### DATASET:
****************************************

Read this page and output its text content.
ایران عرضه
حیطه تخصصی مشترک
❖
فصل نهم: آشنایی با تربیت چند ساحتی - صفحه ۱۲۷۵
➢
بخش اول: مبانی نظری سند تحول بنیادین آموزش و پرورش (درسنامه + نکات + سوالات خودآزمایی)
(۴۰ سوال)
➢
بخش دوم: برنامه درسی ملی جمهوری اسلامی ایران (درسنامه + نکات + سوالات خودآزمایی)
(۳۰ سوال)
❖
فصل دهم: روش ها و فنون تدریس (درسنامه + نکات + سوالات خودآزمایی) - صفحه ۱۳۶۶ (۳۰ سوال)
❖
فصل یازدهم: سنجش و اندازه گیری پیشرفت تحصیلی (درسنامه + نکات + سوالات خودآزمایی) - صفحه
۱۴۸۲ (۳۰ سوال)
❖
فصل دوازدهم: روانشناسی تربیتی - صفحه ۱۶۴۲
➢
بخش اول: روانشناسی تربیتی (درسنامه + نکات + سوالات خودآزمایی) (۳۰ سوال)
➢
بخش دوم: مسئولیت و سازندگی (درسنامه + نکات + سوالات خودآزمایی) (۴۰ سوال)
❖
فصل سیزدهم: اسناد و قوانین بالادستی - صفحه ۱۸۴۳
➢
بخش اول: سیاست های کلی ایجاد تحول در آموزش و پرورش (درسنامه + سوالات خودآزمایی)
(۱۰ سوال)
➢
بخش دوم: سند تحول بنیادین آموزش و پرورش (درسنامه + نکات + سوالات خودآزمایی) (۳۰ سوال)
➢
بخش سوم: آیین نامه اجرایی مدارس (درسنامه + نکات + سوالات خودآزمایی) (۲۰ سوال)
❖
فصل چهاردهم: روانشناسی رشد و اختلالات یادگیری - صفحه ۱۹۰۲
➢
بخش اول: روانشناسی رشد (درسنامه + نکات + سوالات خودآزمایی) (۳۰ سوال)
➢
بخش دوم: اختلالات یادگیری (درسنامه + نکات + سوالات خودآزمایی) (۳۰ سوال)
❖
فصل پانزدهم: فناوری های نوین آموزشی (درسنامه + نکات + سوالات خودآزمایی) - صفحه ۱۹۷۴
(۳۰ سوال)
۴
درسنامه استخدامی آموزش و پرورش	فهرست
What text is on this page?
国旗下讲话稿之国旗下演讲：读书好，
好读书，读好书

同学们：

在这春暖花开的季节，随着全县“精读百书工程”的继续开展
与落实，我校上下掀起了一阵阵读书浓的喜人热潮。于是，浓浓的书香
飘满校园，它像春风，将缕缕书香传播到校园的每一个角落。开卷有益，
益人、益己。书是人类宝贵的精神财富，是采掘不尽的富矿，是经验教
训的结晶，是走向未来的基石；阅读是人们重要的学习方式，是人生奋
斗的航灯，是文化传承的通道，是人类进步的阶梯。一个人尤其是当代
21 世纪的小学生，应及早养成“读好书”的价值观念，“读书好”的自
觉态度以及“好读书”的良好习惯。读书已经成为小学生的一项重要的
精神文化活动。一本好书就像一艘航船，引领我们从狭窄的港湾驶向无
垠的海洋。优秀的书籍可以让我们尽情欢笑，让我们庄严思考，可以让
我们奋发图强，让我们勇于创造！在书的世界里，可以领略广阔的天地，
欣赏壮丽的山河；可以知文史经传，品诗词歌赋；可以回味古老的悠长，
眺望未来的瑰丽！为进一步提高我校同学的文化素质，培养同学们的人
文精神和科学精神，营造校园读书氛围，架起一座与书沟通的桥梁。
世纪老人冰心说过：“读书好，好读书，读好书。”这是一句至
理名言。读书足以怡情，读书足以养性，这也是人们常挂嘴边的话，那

****************************************

### TASK:
Output exactly the lines between the one containing "What text is on this page?" and the final line above, both inclusive.

### TASK SOLUTION:
What text is on this page?
国旗下讲话稿之国旗下演讲：读书好，
好读书，读好书

同学们：

在这春暖花开的季节，随着全县“精读百书工程”的继续开展
与落实，我校上下掀起了一阵阵读书浓的喜人热潮。于是，浓浓的书香
飘满校园，它像春风，将缕缕书香传播到校园的每一个角落。开卷有益，
益人、益己。书是人类宝贵的精神财富，是采掘不尽的富矿，是经验教
训的结晶，是走向未来的基石；阅读是人们重要的学习方式，是人生奋
斗的航灯，是文化传承的通道，是人类进步的阶梯。一个人尤其是当代
21 世纪的小学生，应及早养成“读好书”的价值观念，“读书好”的自
觉态度以及“好读书”的良好习惯。读书已经成为小学生的一项重要的
精神文化活动。一本好书就像一艘航船，引领我们从狭窄的港湾驶向无
垠的海洋。优秀的书籍可以让我们尽情欢笑，让我们庄严思考，可以让
我们奋发图强，让我们勇于创造！在书的世界里，可以领略广阔的天地，
欣赏壮丽的山河；可以知文史经传，品诗词歌赋；可以回味古老的悠长，
眺望未来的瑰丽！为进一步提高我校同学的文化素质，培养同学们的人
文精神和科学精神，营造校园读书氛围，架起一座与书沟通的桥梁。
世纪老人冰心说过：“读书好，好读书，读好书。”这是一句至
理名言。读书足以怡情，读书足以养性，这也是人们常挂嘴边的话，那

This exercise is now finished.